(Saved data entries)

━━━━━━━━━━

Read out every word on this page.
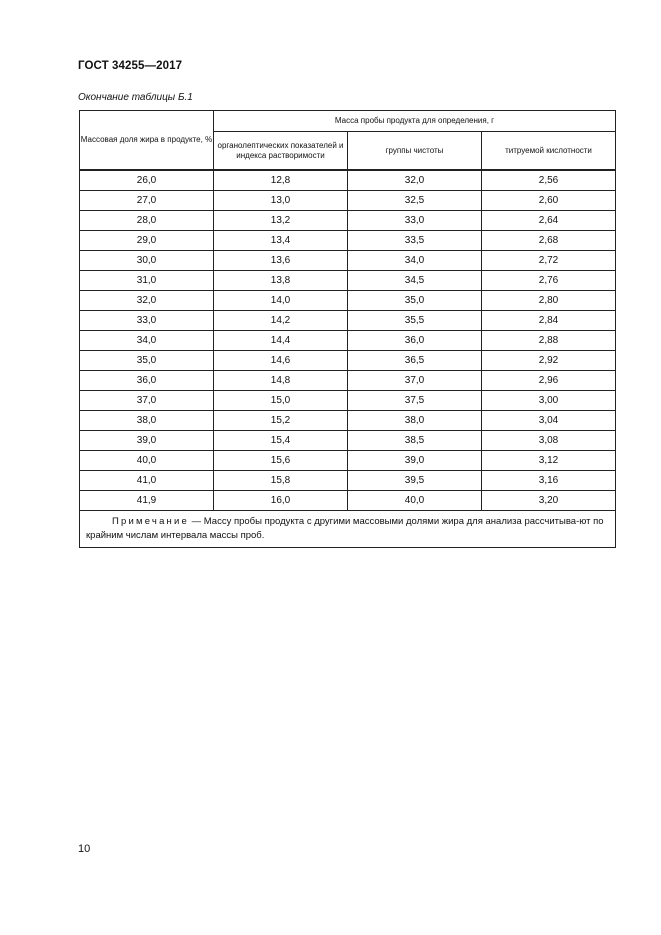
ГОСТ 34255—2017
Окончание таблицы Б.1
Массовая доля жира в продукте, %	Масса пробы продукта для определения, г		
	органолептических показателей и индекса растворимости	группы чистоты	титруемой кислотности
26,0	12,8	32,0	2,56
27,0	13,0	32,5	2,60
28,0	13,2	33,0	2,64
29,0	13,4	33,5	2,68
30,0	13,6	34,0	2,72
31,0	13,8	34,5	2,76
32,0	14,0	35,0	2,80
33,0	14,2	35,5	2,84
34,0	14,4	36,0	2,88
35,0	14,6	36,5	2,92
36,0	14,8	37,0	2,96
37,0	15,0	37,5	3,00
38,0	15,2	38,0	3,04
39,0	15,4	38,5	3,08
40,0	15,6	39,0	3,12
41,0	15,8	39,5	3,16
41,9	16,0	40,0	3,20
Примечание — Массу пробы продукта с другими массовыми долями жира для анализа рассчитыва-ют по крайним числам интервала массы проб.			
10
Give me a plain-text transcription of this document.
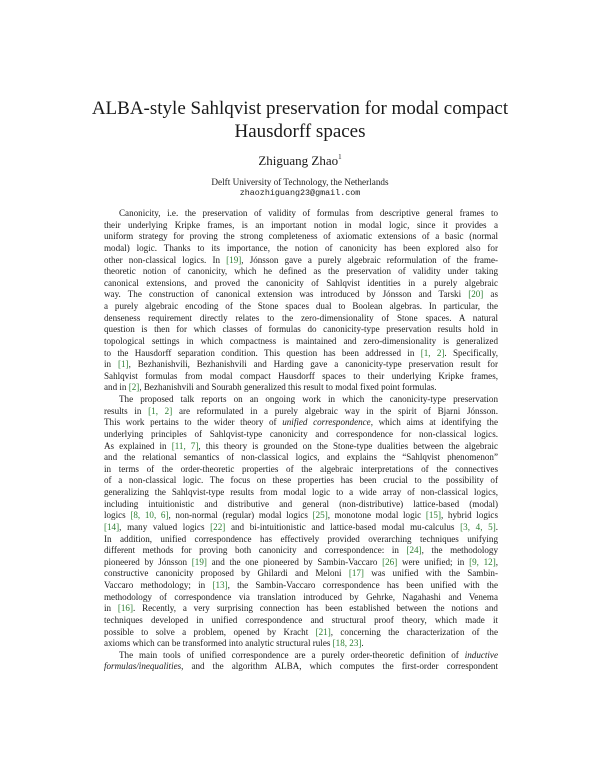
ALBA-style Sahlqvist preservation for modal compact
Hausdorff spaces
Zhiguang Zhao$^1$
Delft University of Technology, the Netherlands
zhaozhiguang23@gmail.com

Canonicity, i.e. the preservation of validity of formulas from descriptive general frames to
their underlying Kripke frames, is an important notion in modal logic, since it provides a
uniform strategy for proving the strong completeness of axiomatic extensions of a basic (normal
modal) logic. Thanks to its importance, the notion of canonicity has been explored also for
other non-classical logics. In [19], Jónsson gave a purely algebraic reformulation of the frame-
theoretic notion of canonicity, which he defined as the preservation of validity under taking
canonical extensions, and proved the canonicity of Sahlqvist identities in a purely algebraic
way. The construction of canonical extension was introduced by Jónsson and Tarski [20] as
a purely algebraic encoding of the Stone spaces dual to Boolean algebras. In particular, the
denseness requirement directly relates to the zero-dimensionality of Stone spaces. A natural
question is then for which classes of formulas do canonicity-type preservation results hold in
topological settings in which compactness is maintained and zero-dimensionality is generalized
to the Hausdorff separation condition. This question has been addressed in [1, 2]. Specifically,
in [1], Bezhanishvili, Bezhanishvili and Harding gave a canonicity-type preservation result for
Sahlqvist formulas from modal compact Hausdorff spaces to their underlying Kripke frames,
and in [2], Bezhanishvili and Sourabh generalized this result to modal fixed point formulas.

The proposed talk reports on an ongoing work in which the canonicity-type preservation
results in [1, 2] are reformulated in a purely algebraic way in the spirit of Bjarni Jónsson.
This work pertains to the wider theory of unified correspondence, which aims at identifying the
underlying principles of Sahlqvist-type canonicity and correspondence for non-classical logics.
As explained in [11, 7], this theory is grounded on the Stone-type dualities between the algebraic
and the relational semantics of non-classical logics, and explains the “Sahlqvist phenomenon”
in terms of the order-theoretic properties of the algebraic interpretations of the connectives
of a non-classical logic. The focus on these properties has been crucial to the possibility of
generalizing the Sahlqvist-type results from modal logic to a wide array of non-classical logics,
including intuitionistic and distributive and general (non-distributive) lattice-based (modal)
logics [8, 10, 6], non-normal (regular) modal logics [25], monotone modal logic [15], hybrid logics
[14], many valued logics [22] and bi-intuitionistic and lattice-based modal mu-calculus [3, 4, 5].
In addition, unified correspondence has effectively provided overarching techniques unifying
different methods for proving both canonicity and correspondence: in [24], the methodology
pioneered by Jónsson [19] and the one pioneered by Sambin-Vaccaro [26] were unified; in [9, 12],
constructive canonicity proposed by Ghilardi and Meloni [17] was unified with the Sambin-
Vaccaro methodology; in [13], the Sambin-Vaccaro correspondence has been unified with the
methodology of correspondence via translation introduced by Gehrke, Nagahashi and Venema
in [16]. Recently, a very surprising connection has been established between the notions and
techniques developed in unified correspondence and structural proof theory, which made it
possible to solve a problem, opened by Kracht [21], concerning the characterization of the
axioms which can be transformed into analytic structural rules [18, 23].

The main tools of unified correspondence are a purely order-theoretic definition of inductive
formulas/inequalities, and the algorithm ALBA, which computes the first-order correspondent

━━━━━━━━━━

Count the lines of the listing above that include the word "gave" and state the total with nothing else.

2